Task directions
Transcribe the records that follow. Keep every word exactly, and drop the pictures.

--- Start of Materials provided ---

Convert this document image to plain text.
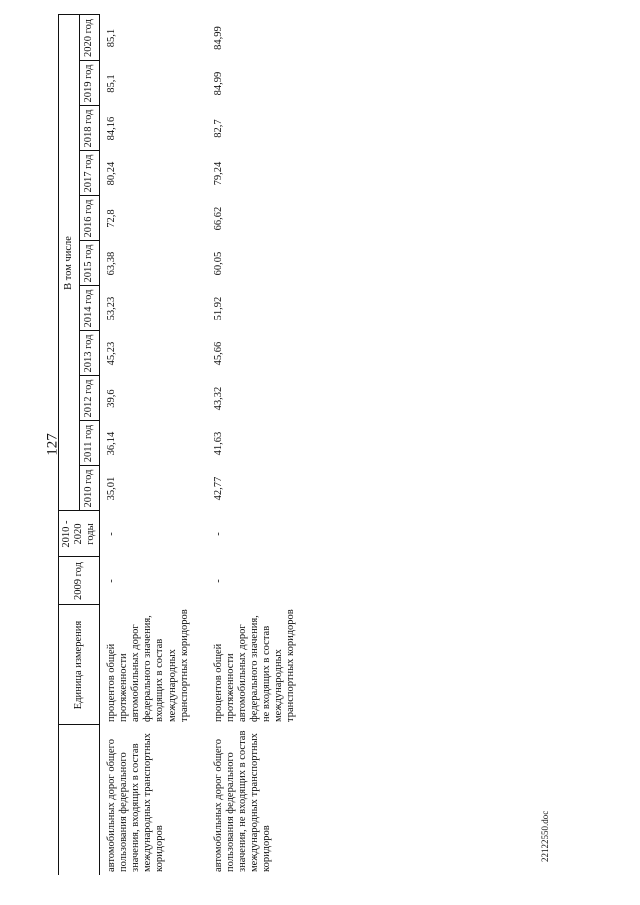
127
	Единица измерения	2009 год	2010 - 2020 годы	В том числе										
				2010 год	2011 год	2012 год	2013 год	2014 год	2015 год	2016 год	2017 год	2018 год	2019 год	2020 год
автомобильных дорог общего пользования федерального значения, входящих в состав международных транспортных коридоров	процентов общей протяженности автомобильных дорог федерального значения, входящих в состав международных транспортных коридоров	-	-	35,01	36,14	39,6	45,23	53,23	63,38	72,8	80,24	84,16	85,1	85,1
автомобильных дорог общего пользования федерального значения, не входящих в состав международных транспортных коридоров	процентов общей протяженности автомобильных дорог федерального значения, не входящих в состав международных транспортных коридоров	-	-	42,77	41,63	43,32	45,66	51,92	60,05	66,62	79,24	82,7	84,99	84,99
22122550.doc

--- End of Materials provided ---

Correct result
Convert this document image to plain text.
127
	Единица измерения	2009 год	2010 - 2020 годы	В том числе										
				2010 год	2011 год	2012 год	2013 год	2014 год	2015 год	2016 год	2017 год	2018 год	2019 год	2020 год
автомобильных дорог общего пользования федерального значения, входящих в состав международных транспортных коридоров	процентов общей протяженности автомобильных дорог федерального значения, входящих в состав международных транспортных коридоров	-	-	35,01	36,14	39,6	45,23	53,23	63,38	72,8	80,24	84,16	85,1	85,1
автомобильных дорог общего пользования федерального значения, не входящих в состав международных транспортных коридоров	процентов общей протяженности автомобильных дорог федерального значения, не входящих в состав международных транспортных коридоров	-	-	42,77	41,63	43,32	45,66	51,92	60,05	66,62	79,24	82,7	84,99	84,99
22122550.doc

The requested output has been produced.